**What is required**
Say how many lines of these entries include the word "please", and answer with the number alone.

(Stored records)
- - -
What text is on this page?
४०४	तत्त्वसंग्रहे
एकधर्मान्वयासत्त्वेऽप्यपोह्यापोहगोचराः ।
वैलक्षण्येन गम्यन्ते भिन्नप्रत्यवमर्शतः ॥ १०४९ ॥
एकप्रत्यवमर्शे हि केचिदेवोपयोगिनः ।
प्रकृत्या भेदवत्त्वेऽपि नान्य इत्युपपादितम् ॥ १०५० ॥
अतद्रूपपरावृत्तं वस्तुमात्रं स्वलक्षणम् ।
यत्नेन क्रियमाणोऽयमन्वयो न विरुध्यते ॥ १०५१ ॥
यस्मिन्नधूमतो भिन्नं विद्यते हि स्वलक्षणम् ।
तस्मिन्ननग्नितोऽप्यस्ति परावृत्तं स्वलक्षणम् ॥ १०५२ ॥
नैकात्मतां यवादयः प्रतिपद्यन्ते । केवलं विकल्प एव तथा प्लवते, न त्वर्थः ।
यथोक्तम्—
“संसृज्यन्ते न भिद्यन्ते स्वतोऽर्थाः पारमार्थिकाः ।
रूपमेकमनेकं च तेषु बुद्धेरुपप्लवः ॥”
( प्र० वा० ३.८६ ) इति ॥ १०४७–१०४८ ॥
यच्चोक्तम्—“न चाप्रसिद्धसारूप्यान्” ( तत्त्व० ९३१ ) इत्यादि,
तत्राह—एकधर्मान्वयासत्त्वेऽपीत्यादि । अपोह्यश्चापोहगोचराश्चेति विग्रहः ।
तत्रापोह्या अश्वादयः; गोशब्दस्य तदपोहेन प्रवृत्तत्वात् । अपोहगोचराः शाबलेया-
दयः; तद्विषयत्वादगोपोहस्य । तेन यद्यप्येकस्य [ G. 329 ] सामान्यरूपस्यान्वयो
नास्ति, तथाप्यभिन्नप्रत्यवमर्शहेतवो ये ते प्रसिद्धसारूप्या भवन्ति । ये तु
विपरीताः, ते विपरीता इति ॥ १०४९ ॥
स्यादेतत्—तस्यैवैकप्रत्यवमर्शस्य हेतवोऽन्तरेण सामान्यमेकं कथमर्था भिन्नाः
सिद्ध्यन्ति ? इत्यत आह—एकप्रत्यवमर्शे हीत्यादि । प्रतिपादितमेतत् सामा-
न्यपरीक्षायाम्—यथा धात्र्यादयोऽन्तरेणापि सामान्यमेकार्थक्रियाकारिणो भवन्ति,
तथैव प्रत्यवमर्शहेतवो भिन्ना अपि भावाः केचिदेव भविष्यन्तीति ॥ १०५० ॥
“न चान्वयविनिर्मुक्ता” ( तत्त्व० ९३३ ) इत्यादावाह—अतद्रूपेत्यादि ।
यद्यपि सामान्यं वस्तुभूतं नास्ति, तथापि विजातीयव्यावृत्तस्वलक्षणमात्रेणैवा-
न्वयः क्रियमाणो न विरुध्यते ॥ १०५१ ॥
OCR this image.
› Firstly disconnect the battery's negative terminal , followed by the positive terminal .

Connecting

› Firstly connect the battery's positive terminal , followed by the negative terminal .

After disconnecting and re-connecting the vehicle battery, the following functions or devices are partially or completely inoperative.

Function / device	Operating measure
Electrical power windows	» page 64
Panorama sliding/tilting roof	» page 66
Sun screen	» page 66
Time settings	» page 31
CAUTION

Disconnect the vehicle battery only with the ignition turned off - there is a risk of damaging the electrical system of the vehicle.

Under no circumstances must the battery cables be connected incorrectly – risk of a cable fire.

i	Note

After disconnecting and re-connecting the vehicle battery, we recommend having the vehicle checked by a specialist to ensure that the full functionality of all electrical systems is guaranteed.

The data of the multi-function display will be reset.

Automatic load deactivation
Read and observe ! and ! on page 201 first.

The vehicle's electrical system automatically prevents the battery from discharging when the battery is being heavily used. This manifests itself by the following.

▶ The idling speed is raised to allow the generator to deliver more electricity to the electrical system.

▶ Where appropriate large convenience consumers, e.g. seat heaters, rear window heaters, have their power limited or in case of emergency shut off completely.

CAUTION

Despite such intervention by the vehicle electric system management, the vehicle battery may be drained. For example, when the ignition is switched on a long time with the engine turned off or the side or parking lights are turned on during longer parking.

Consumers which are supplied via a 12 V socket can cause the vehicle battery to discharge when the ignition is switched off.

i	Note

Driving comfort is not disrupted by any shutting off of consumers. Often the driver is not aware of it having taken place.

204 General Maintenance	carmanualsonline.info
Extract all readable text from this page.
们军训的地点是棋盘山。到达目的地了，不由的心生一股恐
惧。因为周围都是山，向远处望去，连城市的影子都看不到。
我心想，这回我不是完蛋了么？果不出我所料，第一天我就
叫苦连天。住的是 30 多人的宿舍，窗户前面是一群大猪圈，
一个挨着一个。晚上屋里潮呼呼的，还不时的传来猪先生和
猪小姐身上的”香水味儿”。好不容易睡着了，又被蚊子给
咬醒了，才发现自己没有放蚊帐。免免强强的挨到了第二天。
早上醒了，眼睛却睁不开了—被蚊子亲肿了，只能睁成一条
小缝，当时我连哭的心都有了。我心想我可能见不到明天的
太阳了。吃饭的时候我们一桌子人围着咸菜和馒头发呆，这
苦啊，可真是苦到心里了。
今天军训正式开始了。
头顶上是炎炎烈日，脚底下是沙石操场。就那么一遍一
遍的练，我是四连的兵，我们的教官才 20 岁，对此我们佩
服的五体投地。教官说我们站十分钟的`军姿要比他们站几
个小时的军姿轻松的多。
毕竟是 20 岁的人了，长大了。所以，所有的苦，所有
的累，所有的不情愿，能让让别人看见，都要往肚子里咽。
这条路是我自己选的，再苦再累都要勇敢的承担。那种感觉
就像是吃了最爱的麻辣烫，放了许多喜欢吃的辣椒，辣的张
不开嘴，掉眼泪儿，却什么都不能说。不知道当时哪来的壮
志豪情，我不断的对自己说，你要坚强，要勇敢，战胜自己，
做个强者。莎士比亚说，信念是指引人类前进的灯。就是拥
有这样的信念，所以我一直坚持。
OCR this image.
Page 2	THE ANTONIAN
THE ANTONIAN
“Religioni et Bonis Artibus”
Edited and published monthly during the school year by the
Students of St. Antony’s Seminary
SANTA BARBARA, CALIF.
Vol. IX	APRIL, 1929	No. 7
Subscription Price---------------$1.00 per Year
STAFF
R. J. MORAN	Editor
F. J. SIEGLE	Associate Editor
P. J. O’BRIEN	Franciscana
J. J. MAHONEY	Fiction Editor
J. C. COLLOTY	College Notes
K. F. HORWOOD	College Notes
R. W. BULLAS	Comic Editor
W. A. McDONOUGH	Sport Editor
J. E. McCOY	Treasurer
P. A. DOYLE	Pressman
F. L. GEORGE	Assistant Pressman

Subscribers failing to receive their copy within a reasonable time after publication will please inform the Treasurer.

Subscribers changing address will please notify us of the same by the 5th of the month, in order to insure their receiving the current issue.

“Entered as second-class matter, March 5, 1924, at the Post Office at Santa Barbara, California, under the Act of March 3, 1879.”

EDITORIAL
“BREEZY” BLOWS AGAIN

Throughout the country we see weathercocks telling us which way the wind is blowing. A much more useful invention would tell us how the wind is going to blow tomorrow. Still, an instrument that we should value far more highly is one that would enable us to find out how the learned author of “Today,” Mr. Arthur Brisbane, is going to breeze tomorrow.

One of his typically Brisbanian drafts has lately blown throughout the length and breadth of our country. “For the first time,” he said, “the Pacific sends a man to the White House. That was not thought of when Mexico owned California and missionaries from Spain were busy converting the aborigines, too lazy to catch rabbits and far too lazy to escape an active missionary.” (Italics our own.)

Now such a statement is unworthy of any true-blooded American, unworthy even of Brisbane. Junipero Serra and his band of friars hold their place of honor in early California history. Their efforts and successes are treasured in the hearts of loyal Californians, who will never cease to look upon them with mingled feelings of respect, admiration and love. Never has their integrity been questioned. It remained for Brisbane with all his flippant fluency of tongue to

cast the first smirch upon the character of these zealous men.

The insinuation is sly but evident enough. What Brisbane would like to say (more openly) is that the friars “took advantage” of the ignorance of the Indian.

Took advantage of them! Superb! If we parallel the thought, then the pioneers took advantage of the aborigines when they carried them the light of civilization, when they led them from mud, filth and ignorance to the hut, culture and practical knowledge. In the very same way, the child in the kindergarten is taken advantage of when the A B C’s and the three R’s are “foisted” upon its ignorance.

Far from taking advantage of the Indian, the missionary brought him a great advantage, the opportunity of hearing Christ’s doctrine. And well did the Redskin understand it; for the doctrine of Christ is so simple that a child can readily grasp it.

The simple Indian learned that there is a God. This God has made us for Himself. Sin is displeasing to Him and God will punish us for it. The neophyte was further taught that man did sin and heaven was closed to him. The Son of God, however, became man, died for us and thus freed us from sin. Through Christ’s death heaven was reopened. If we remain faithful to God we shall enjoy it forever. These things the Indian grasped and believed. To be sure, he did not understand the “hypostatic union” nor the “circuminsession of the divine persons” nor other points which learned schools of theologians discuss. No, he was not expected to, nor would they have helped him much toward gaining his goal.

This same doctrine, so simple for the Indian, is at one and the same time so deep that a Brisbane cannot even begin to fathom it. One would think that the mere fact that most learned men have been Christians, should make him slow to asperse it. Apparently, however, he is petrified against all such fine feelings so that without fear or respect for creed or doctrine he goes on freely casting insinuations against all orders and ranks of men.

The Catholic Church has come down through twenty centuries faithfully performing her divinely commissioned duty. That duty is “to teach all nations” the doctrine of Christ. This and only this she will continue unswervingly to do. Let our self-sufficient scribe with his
- - -
**Exercise answer**
2